Task to carry out: Identify and copy all lines of the material where the string "euros" is found.

Input material:
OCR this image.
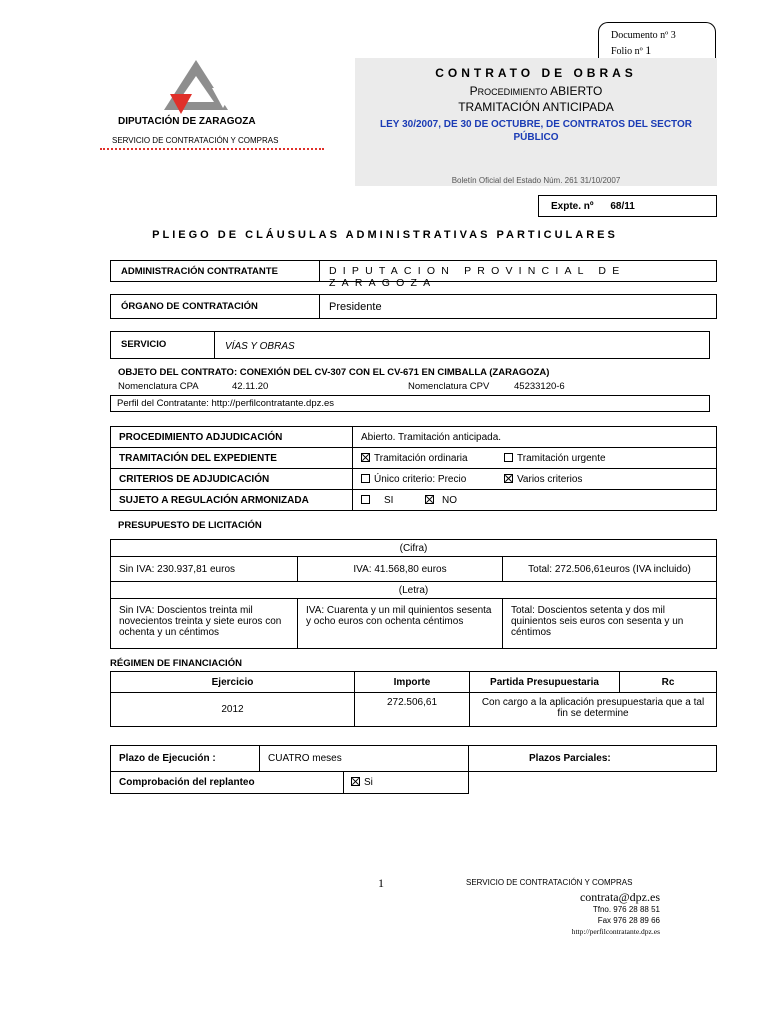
Documento nº 3
Folio nº 1
DIPUTACIÓN DE ZARAGOZA
SERVICIO DE CONTRATACIÓN Y COMPRAS
CONTRATO DE OBRAS
PROCEDIMIENTO ABIERTO
TRAMITACIÓN ANTICIPADA
LEY 30/2007, DE 30 DE OCTUBRE, DE CONTRATOS DEL SECTOR PÚBLICO
Boletín Oficial del Estado Núm. 261 31/10/2007
Expte. nº 68/11
PLIEGO DE CLÁUSULAS ADMINISTRATIVAS PARTICULARES
ADMINISTRACIÓN CONTRATANTE	DIPUTACION PROVINCIAL DE ZARAGOZA
ÓRGANO DE CONTRATACIÓN	Presidente
SERVICIO	VÍAS Y OBRAS
OBJETO DEL CONTRATO: CONEXIÓN DEL CV-307 CON EL CV-671 EN CIMBALLA (ZARAGOZA)
Nomenclatura CPA	42.11.20	Nomenclatura CPV	45233120-6
Perfil del Contratante: http://perfilcontratante.dpz.es
PROCEDIMIENTO ADJUDICACIÓN	Abierto. Tramitación anticipada.
TRAMITACIÓN DEL EXPEDIENTE	Tramitación ordinaria Tramitación urgente
CRITERIOS DE ADJUDICACIÓN	Único criterio: Precio Varios criterios
SUJETO A REGULACIÓN ARMONIZADA	SI NO
PRESUPUESTO DE LICITACIÓN
(Cifra)		
Sin IVA: 230.937,81 euros	IVA: 41.568,80 euros	Total: 272.506,61euros (IVA incluido)
(Letra)		
Sin IVA: Doscientos treinta mil novecientos treinta y siete euros con ochenta y un céntimos	IVA: Cuarenta y un mil quinientos sesenta y ocho euros con ochenta céntimos	Total: Doscientos setenta y dos mil quinientos seis euros con sesenta y un céntimos
RÉGIMEN DE FINANCIACIÓN
Ejercicio	Importe	Partida Presupuestaria	Rc
2012	272.506,61	Con cargo a la aplicación presupuestaria que a tal fin se determine	
Plazo de Ejecución :	CUATRO meses	Plazos Parciales:
Comprobación del replanteo Si		

1	SERVICIO DE CONTRATACIÓN Y COMPRAS
contrata@dpz.es
Tfno. 976 28 88 51
Fax 976 28 89 66
http://perfilcontratante.dpz.es
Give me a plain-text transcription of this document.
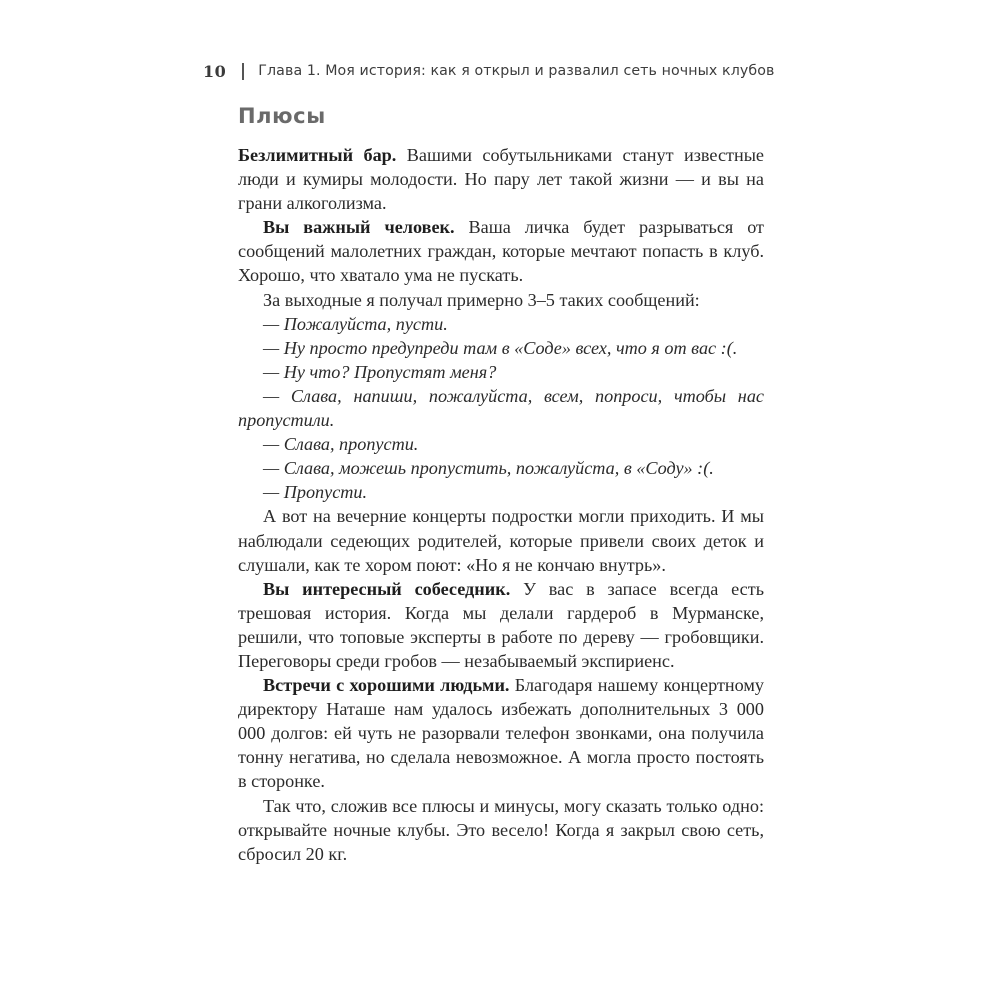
10 Глава 1. Моя история: как я открыл и развалил сеть ночных клубов
Плюсы

Безлимитный бар. Вашими собутыльниками станут известные люди и кумиры молодости. Но пару лет такой жизни — и вы на грани алкоголизма.

Вы важный человек. Ваша личка будет разрываться от сообщений малолетних граждан, которые мечтают попасть в клуб. Хорошо, что хватало ума не пускать.

За выходные я получал примерно 3–5 таких сообщений:

— Пожалуйста, пусти.

— Ну просто предупреди там в «Соде» всех, что я от вас :(.

— Ну что? Пропустят меня?

— Слава, напиши, пожалуйста, всем, попроси, чтобы нас пропустили.

— Слава, пропусти.

— Слава, можешь пропустить, пожалуйста, в «Соду» :(.

— Пропусти.

А вот на вечерние концерты подростки могли приходить. И мы наблюдали седеющих родителей, которые привели своих деток и слушали, как те хором поют: «Но я не кончаю внутрь».

Вы интересный собеседник. У вас в запасе всегда есть трешовая история. Когда мы делали гардероб в Мурманске, решили, что топовые эксперты в работе по дереву — гробовщики. Переговоры среди гробов — незабываемый экспириенс.

Встречи с хорошими людьми. Благодаря нашему концертному директору Наташе нам удалось избежать дополнительных 3 000 000 долгов: ей чуть не разорвали телефон звонками, она получила тонну негатива, но сделала невозможное. А могла просто постоять в сторонке.

Так что, сложив все плюсы и минусы, могу сказать только одно: открывайте ночные клубы. Это весело! Когда я закрыл свою сеть, сбросил 20 кг.
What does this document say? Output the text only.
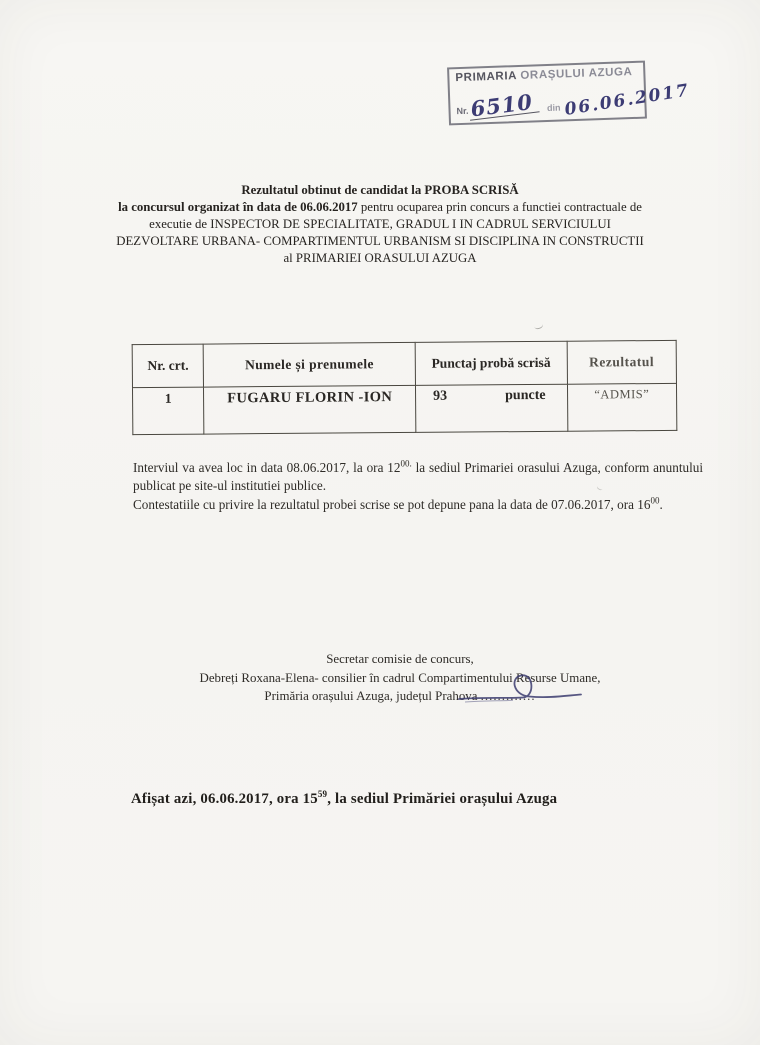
PRIMARIA ORAȘULUI AZUGA
Nr. 6510	din 06.06.2017
Rezultatul obtinut de candidat la PROBA SCRISĂ
la concursul organizat în data de 06.06.2017 pentru ocuparea prin concurs a functiei contractuale de executie de INSPECTOR DE SPECIALITATE, GRADUL I IN CADRUL SERVICIULUI DEZVOLTARE URBANA- COMPARTIMENTUL URBANISM SI DISCIPLINA IN CONSTRUCTII al PRIMARIEI ORASULUI AZUGA
Nr. crt.	Numele și prenumele	Punctaj probă scrisă	Rezultatul
1	FUGARU FLORIN -ION	93 puncte	“ADMIS”

Interviul va avea loc in data 08.06.2017, la ora $12^{00.}$ la sediul Primariei orasului Azuga, conform anuntului publicat pe site-ul institutiei publice.

Contestatiile cu privire la rezultatul probei scrise se pot depune pana la data de 07.06.2017, ora $16^{00}$.

Secretar comisie de concurs,
Debreți Roxana-Elena- consilier în cadrul Compartimentului Resurse Umane,
Primăria orașului Azuga, județul Prahova .............
Afișat azi, 06.06.2017, ora $15^{59}$, la sediul Primăriei orașului Azuga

Output for this task:
Sin IVA: 230.937,81 euros	IVA: 41.568,80 euros	Total: 272.506,61euros (IVA incluido)
Sin IVA: Doscientos treinta mil novecientos treinta y siete euros con ochenta y un céntimos	IVA: Cuarenta y un mil quinientos sesenta y ocho euros con ochenta céntimos	Total: Doscientos setenta y dos mil quinientos seis euros con sesenta y un céntimos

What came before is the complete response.